──────── DATA RECORDS ────────

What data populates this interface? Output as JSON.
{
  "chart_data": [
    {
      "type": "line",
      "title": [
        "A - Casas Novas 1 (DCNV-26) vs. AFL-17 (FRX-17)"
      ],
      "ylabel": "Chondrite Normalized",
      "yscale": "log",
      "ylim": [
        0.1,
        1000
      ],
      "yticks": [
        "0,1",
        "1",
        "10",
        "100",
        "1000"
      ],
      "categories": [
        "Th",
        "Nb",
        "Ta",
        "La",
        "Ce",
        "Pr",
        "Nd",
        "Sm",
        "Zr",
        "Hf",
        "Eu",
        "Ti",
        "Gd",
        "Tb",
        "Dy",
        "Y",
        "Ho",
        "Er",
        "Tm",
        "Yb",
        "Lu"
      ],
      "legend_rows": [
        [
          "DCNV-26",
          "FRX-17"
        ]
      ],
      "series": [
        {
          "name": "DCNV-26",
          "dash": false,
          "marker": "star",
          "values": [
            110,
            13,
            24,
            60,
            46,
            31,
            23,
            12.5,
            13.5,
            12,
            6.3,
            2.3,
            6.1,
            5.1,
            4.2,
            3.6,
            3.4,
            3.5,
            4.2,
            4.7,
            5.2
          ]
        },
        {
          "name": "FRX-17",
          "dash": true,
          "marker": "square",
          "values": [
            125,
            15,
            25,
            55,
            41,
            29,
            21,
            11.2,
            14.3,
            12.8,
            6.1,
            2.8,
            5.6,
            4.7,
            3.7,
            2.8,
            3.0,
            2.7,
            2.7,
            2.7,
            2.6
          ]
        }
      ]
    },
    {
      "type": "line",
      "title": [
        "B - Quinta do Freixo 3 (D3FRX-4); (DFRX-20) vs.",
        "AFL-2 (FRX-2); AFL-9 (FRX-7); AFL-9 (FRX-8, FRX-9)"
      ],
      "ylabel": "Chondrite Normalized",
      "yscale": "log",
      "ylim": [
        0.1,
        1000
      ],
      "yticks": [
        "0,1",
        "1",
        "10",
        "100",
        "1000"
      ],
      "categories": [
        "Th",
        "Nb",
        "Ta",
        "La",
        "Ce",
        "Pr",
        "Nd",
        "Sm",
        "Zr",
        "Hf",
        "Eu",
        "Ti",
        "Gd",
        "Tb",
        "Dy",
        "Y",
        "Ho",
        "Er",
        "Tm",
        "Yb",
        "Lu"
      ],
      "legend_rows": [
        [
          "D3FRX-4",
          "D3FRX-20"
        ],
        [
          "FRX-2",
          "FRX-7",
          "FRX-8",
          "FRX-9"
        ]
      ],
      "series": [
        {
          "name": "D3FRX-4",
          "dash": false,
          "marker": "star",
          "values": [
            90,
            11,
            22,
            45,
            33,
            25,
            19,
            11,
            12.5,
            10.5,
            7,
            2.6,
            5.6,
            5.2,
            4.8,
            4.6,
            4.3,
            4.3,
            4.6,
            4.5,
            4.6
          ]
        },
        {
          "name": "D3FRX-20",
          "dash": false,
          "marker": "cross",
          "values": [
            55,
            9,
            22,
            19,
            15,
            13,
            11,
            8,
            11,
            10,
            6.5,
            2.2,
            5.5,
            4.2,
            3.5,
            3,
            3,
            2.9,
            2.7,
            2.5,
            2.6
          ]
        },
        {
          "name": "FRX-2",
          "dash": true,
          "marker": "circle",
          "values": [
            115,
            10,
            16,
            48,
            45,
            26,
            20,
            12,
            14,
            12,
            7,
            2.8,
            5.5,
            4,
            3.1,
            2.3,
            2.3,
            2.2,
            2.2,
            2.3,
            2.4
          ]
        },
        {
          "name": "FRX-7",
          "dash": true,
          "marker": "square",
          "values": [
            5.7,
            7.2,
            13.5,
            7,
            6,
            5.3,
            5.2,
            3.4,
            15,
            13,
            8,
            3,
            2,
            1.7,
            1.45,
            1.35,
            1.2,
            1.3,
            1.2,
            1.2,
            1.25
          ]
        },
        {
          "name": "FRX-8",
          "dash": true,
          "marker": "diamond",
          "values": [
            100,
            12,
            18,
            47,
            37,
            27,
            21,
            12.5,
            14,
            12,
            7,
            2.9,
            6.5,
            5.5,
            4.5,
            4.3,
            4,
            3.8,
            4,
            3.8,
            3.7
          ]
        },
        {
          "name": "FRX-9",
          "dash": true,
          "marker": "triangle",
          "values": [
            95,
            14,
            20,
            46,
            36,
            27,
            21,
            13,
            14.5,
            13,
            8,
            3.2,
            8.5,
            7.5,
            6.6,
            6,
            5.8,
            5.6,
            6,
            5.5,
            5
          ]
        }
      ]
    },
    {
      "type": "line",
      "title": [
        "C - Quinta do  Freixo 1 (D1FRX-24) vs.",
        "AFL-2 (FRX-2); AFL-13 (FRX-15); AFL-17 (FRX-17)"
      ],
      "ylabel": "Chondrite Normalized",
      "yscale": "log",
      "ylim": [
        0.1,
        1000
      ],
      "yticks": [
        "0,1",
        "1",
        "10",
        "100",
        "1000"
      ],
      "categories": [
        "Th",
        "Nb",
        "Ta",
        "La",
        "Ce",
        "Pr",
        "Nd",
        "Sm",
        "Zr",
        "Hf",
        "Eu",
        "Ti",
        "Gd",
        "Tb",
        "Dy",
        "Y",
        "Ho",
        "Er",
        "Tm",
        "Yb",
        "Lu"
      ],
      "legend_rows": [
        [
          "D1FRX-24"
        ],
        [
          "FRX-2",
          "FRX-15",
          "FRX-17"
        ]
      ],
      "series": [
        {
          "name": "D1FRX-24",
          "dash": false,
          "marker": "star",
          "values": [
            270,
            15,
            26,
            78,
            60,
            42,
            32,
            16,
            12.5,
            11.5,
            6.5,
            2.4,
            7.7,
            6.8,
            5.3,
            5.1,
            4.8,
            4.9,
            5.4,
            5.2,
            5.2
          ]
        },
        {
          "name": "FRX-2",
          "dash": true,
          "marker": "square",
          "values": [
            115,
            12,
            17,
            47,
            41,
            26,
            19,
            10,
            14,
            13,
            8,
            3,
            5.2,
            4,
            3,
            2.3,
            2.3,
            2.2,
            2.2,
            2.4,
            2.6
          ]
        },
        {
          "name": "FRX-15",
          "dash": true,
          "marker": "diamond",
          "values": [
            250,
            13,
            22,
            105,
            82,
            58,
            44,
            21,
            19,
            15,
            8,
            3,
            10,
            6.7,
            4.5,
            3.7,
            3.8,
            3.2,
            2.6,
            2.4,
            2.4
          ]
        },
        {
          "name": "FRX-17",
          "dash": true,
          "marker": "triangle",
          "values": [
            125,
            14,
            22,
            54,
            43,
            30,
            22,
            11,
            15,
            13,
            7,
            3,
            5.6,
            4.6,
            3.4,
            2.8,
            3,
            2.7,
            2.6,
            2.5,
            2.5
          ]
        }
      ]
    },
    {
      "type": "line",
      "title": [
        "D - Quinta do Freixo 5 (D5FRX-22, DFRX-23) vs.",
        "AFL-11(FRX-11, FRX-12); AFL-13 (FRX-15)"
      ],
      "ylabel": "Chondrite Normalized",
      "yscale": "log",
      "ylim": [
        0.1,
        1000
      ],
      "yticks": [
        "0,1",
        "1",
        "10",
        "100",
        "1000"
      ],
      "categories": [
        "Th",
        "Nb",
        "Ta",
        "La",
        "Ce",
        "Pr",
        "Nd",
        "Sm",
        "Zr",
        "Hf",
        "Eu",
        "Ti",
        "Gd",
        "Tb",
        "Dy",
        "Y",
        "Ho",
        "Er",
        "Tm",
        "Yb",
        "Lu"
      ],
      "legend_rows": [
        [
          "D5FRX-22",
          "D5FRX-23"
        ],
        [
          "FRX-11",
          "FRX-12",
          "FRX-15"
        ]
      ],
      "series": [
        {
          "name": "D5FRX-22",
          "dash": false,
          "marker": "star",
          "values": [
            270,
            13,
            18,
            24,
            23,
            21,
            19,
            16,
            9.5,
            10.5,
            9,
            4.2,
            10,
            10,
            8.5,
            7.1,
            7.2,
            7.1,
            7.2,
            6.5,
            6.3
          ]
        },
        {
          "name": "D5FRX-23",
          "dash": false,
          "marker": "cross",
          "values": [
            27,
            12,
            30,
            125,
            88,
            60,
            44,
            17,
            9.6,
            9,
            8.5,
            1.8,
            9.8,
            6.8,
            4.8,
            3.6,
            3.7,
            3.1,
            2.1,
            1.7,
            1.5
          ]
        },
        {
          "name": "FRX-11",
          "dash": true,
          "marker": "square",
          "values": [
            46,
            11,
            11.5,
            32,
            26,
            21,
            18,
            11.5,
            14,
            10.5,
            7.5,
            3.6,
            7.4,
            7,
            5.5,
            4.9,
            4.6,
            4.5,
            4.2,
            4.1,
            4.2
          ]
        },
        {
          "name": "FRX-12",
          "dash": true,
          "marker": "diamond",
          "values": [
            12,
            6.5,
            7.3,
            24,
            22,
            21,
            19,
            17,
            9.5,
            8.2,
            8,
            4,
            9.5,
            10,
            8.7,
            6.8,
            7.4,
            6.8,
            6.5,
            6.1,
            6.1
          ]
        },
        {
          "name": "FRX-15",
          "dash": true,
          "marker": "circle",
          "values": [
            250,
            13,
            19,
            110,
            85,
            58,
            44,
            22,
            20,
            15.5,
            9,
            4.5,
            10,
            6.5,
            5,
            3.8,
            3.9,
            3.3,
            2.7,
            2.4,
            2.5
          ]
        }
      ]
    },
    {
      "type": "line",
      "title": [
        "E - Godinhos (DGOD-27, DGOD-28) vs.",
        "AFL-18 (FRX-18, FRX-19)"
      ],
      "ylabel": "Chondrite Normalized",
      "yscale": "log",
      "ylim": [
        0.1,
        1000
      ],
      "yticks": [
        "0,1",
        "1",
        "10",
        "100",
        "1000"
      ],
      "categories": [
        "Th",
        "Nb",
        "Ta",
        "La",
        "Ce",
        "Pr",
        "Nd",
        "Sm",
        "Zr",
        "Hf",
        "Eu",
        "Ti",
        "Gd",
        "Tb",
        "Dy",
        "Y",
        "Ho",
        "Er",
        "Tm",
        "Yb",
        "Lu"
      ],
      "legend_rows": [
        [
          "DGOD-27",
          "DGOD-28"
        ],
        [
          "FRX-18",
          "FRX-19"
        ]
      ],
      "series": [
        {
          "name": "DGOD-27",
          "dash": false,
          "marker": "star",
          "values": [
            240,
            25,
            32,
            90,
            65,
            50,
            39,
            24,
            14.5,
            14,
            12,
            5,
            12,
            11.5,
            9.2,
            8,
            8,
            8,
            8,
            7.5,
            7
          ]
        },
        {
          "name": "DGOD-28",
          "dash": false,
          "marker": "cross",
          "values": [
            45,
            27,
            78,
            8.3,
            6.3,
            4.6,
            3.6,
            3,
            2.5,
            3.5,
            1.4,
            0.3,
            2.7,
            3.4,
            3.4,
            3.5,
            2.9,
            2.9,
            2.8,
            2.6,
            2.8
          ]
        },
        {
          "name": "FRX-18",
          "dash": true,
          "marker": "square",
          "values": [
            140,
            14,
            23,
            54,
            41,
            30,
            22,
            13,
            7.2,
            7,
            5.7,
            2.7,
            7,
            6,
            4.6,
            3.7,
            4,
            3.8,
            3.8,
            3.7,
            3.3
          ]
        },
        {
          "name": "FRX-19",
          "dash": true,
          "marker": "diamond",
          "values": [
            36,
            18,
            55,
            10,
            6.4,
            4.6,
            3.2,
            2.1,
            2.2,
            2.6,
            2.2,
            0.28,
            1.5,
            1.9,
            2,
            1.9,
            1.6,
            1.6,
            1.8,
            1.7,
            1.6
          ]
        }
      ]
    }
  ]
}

────────

Say how many lines of the data hold the string "Quinta". Reply with the number alone.

3